## Selected excerpt

◇ ◇ ◇ ◇ ◇ ◇ ◇

Topic 2 Flashcards
What is the purpose of descriptive statistics?
To describe or summarise the overall pattern of data
How do you describe numerical data?
The three S’s - shape, centre and spread (plus outliers)
How do you describe categorical data?
Table of frequencies or proportions
What is a symmetrical shape?
Right and left side mirrored, can also be bell-shaped
What is a shape that is skewed to the left?
Left side extends further out than the right side
What is a shape that is skewed to the right?
Right side extends further out than the left side
What is a symmetrical, bimodal shape?
Symmetrical with two peaks
What is a symmetrical, uniform shape?
Symmetrical and flat
What is an outlier? What may be the cause of them?
Observations that deviate from the overall pattern of distribution. They may be caused by natural variation or measurement error.
What are numerical summaries for centre or location? (3)
Mode, median, mean
What are numerical summaries for spread? (3)
Range, inter-quartile range (IQR), standard deviation
What is mode?
The most common value or peak of data
What is median?
The middle; the value that divides an ordered data set into two equal halves
For what types of variables would you find the median?
Ordinal, discrete and continuous
What is mean?
The average of the data, found by adding all values and dividing by the number of cases
What does the ‘x bar’ symbol represent?
Mean
Is mean or median resistant to outliers/skewness and why?
Median, because it is always the middle. Mean can be more affected by outliers.
Mean ? median in symmetrical data?
Mean = median
Mean ? median in skewed left data?
Mean < median
Mean ? median in skewed right data?
Mean > median
What is the ‘range’ of data?
The difference between the largest and smallest values in the data set
What are the first, second and third quartiles?
Q1 - 25% of data below Q1
Q2 - 50% of data below Q2 - aka the median
Q3 - 75% of data below Q3
How do you calculate quartiles? (4 steps)
- Arrange data from lowest to highest
- Calculate the median (M)
- Calculate Q1 - median of the first half of data (excluding M)
- Calculate Q3 - median of the second half of the data (excluding M)
How do you find the interquartile range (IQR)?
IQR = Q3-Q1
What is the 1.5IQR rule used for?
A criteria used to identify outliers
How do you find the lower threshold to identify any low outliers?
Q1 - 1.5IQR
How do you find the upper threshold to identify any high outliers?
Q3 + 1.5IQR
What is the 5-number summary?
Summary of the minimum, Q1, median, Q3 and maximum
What two values are represented by the sides of a box on a boxplot?
Q1 and Q3
What does the line in a box of a boxplot indicate?
The median
What value is s squared?
Variance
What do you do to the value of variance to get the standard deviation?
Find the square root of variance
What does a small standard deviation imply?
The data is concentrated around the mean
What does a large standard deviation imply?
The data is widely spread around the mean
Is standard deviation or IQR used more commonly? Which is resistant and sensitive to outliers?
Standard deviation is used more commonly however it is sensitive to outliers. IQR is resistant to outliers.
What measure of centre is used for symmetrical data?
Mean
What measure of spread is used for symmetrical data?

◇ ◇ ◇ ◇ ◇ ◇ ◇

## Data in this exercise

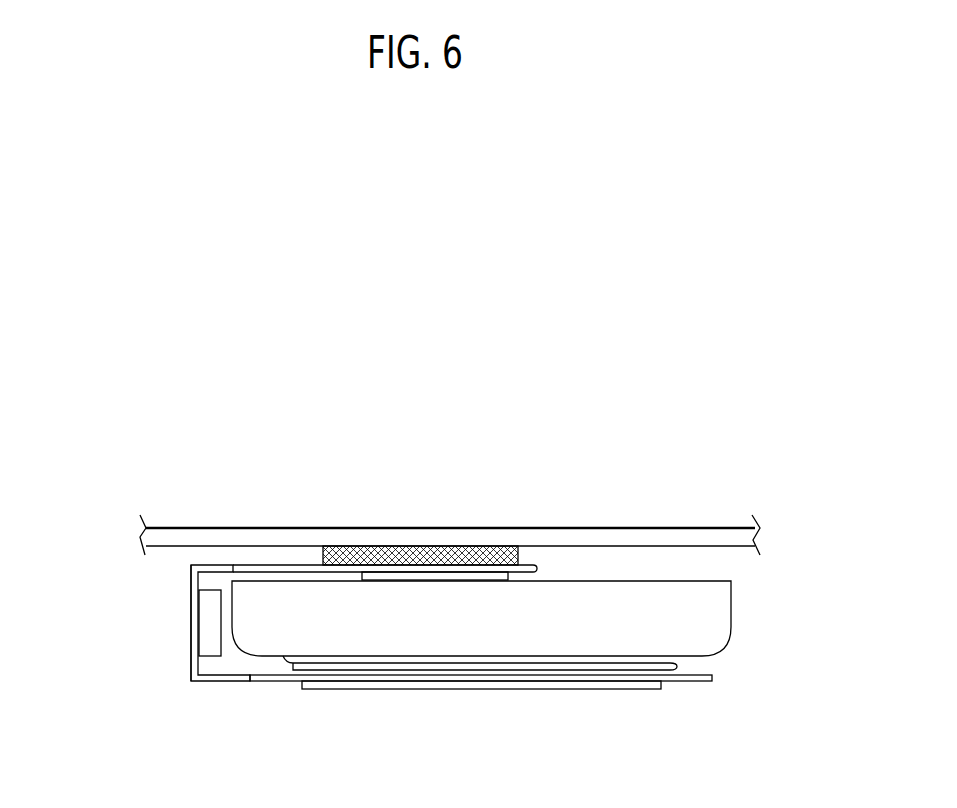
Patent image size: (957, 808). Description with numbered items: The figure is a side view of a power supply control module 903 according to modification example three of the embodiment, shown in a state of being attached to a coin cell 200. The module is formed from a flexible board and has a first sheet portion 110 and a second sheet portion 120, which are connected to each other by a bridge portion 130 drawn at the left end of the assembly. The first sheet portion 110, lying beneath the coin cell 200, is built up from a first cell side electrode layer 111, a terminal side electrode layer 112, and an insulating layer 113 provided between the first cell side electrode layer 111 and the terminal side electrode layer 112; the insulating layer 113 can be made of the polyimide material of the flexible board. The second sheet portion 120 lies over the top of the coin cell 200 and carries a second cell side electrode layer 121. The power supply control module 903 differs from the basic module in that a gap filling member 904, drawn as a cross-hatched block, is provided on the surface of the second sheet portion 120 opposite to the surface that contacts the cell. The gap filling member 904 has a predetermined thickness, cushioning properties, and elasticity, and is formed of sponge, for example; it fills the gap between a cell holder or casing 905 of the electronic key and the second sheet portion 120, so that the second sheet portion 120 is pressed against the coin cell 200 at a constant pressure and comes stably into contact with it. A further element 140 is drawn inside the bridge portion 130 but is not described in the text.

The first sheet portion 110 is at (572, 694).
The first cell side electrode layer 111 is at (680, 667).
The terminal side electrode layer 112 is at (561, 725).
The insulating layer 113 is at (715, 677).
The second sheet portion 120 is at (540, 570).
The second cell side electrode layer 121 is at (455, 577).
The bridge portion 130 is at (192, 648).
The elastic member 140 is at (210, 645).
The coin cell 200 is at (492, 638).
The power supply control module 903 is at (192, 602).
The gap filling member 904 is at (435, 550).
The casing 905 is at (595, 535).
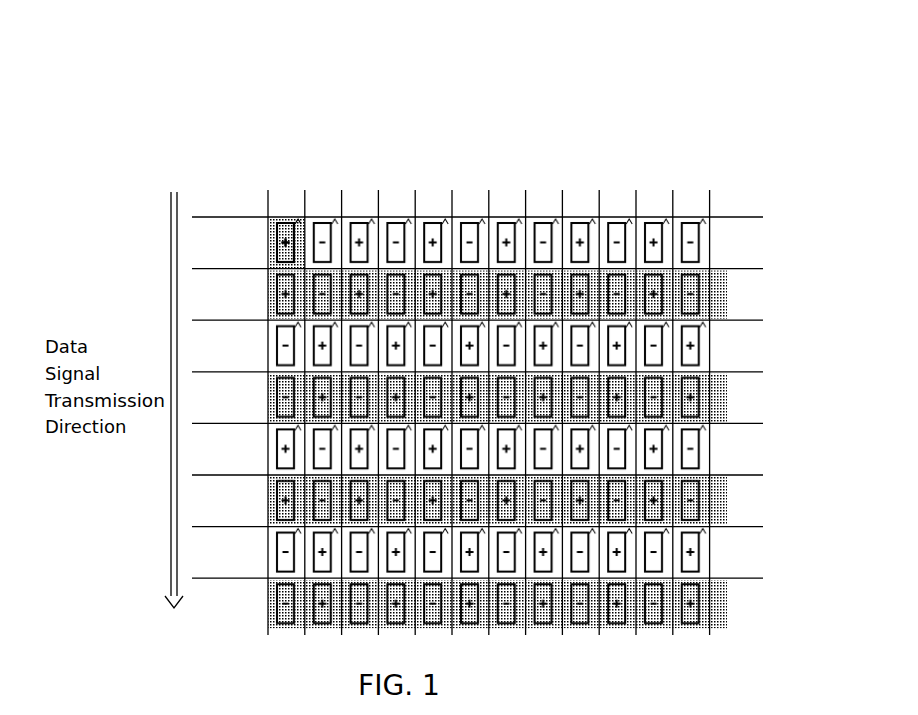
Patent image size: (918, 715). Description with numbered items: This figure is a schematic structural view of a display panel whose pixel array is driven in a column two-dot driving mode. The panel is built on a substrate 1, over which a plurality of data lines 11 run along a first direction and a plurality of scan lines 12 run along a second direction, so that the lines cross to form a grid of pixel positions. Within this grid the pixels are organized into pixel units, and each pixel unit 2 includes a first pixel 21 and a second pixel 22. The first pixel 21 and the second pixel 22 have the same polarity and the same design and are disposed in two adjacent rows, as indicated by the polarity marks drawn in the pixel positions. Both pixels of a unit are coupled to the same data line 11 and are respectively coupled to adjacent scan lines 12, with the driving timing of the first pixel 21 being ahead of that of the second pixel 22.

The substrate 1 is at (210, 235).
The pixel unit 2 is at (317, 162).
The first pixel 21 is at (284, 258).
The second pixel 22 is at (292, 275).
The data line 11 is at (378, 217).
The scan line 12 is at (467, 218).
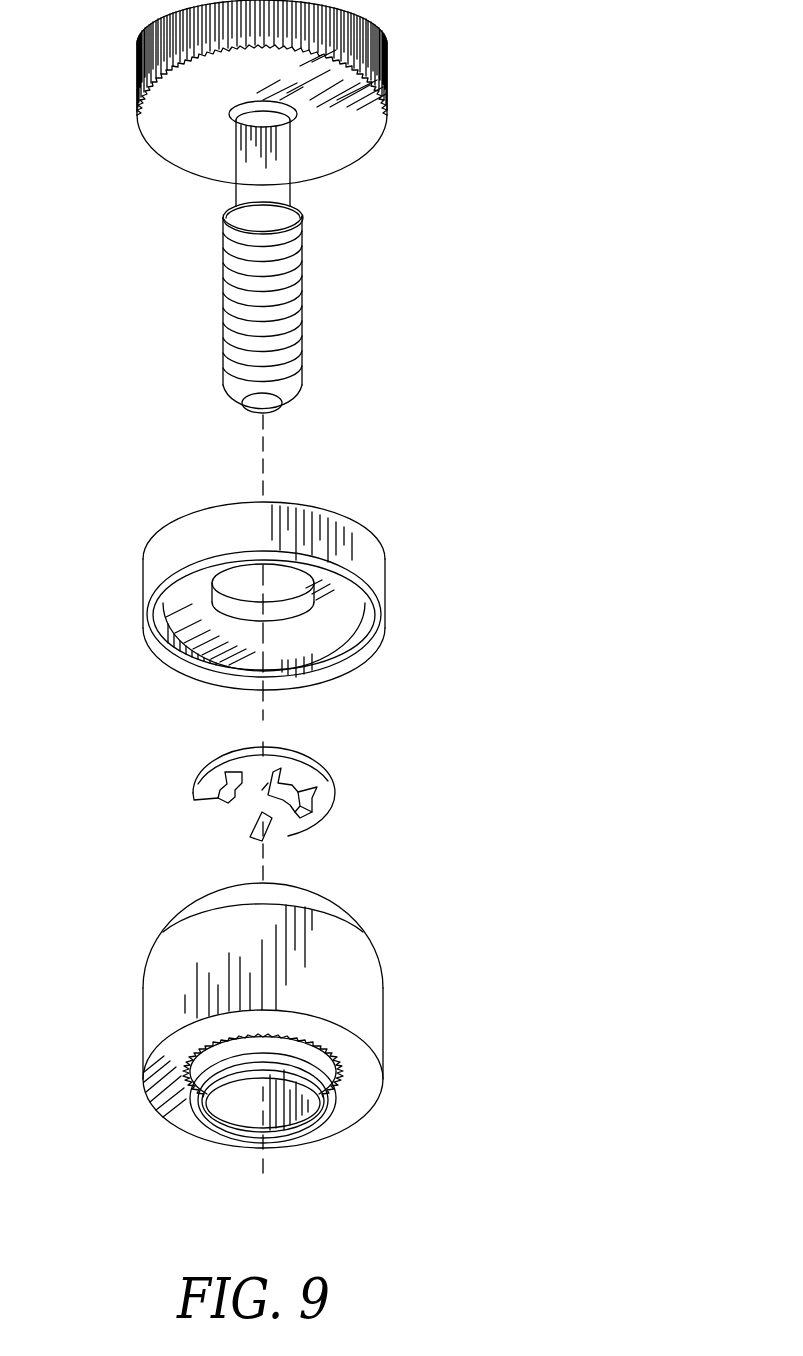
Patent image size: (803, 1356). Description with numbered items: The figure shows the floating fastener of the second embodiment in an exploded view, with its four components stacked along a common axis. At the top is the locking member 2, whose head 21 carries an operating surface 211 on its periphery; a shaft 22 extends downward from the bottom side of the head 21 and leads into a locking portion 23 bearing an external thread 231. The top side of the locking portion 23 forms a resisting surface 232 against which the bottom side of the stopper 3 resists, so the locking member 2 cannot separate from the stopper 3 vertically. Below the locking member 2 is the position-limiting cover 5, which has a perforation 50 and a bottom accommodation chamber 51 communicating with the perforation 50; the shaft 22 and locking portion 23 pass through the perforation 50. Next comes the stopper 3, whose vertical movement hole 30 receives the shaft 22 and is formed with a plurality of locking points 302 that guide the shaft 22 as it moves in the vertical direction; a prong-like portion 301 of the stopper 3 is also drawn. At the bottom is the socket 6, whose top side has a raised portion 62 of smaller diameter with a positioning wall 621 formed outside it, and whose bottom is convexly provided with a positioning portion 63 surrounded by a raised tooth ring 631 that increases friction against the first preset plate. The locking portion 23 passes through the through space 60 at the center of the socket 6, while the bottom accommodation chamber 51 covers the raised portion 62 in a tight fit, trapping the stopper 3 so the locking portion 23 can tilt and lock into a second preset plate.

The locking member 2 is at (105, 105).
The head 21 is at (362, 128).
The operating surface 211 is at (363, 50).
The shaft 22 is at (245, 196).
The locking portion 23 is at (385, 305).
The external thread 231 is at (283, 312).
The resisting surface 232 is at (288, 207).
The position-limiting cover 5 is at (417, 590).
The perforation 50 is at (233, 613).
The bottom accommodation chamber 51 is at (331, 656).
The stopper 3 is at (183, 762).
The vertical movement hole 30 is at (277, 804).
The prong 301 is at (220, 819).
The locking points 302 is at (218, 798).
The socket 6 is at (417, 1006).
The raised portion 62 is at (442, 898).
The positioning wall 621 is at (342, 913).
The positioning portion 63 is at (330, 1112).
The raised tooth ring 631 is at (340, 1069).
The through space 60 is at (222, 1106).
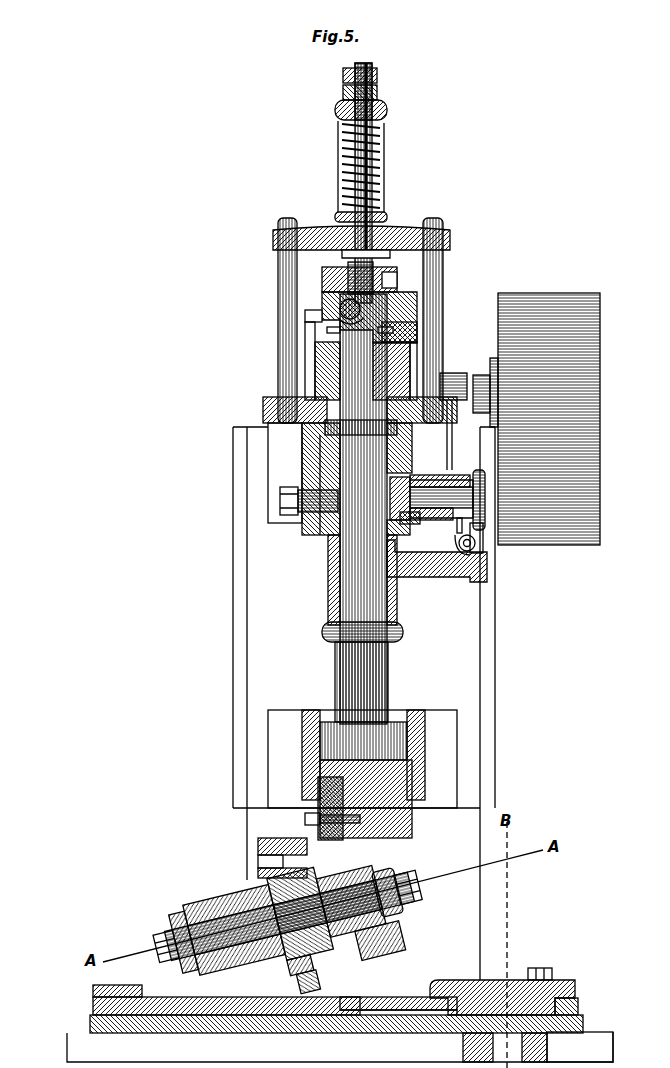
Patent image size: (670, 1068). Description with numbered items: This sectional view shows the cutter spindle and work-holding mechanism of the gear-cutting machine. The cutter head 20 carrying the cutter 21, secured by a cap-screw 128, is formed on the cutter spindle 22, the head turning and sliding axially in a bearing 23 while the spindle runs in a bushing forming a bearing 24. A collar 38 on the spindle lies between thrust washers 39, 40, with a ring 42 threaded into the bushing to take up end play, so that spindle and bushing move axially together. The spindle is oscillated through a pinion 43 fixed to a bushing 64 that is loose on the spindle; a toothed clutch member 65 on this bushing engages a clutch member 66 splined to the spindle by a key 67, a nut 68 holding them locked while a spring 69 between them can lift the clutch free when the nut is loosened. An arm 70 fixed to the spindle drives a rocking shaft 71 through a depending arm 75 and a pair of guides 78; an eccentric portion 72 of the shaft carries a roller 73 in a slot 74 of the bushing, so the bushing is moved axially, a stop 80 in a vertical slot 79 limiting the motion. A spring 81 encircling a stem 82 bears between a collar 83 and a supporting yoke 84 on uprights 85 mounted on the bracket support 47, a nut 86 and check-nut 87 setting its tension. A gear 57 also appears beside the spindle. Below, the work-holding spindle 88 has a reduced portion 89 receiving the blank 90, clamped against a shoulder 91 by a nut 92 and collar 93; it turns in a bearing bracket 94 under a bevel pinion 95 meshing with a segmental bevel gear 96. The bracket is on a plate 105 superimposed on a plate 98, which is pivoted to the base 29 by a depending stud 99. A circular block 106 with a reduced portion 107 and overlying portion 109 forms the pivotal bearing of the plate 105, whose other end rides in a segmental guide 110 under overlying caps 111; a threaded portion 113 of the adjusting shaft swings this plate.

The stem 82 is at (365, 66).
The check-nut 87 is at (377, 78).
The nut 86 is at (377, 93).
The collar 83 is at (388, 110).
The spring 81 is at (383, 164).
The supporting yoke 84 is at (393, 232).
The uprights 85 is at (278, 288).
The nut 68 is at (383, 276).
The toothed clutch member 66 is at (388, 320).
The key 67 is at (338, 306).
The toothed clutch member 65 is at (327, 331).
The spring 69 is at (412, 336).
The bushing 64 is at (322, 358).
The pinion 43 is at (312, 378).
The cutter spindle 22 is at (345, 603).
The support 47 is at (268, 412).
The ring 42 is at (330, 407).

◇ ◇ ◇ ◇ ◇ ◇ ◇

## What to work on
(1) Could you copy out the records word for word, beginning at their start and going on through the line with "The first sheet portion 110 is at (572, 694).", both ends included? Leave the pictures out.
(2) Can you continue the descriptive statistics flashcards from the point where they stop?
The statistics flashcards and the records have nothing to do with each other.

## Task-by-task outputs
(1)
Patent image size: (957, 808). Description with numbered items: The figure is a side view of a power supply control module 903 according to modification example three of the embodiment, shown in a state of being attached to a coin cell 200. The module is formed from a flexible board and has a first sheet portion 110 and a second sheet portion 120, which are connected to each other by a bridge portion 130 drawn at the left end of the assembly. The first sheet portion 110, lying beneath the coin cell 200, is built up from a first cell side electrode layer 111, a terminal side electrode layer 112, and an insulating layer 113 provided between the first cell side electrode layer 111 and the terminal side electrode layer 112; the insulating layer 113 can be made of the polyimide material of the flexible board. The second sheet portion 120 lies over the top of the coin cell 200 and carries a second cell side electrode layer 121. The power supply control module 903 differs from the basic module in that a gap filling member 904, drawn as a cross-hatched block, is provided on the surface of the second sheet portion 120 opposite to the surface that contacts the cell. The gap filling member 904 has a predetermined thickness, cushioning properties, and elasticity, and is formed of sponge, for example; it fills the gap between a cell holder or casing 905 of the electronic key and the second sheet portion 120, so that the second sheet portion 120 is pressed against the coin cell 200 at a constant pressure and comes stably into contact with it. A further element 140 is drawn inside the bridge portion 130 but is not described in the text.

The first sheet portion 110 is at (572, 694).

(2)
Standard deviation
What measures of centre are used for data that is skewed or with outliers?
Median and mean
What measures of spread are used for data that is skewed or with outliers?
Standard deviation and IQR
What graphs are used with one categorical and one numerical variable? (3)
- Side-by-side
- Histograms/boxplots
What graph is used with two numerical variables?
Scatterplot
What descriptive statistics number/data is used with two numerical variables?
Correlation coefficient - r
What does a response variable measure/record? On which axis is it plotted?
A response variable measures the outcome of a study. It is plotted on the y-axis
What does an explanatory variable measure/record On which axis is it plotted?
An explanatory variable explains the changes in the response variable. It is plotted on the x-axis
What is an independent variable compared to a dependent variable?
A variable that can be controlled to determine the value of a dependent variable
What are some synonymous terms for independent variable? (6)
- Explanatory variable
- Predictor variable
- Controlled variable
- Regressor
- Manipulated variable
- Input variable
What are some synonymous terms for dependent variable? (6)
- Outcome variable
- Response variable
- Measured variable
- Regressand
- Observed variable
- Output variable
Does correlation always imply causation?
No
What graphs would be used for a continuous Y variable and a categorical X variable? (2)
- Side-by-side boxplots
- Vertically aligned histograms
What graph would be used for a continuous Y variable and a continuous X variable?
Scatterplot
What graph would be used for a categorical Y variable and a categorical X variable?
Clustered bar chart
What is the correlation coefficient a measure of?
It is a measurement of the strength of the linear relationship between two continuous variables, X and Y
With what graph do you always use the correlation coefficient?
Scatterplot
If the correlation coefficient r > 0, what does this mean for the linear relationship between X and Y?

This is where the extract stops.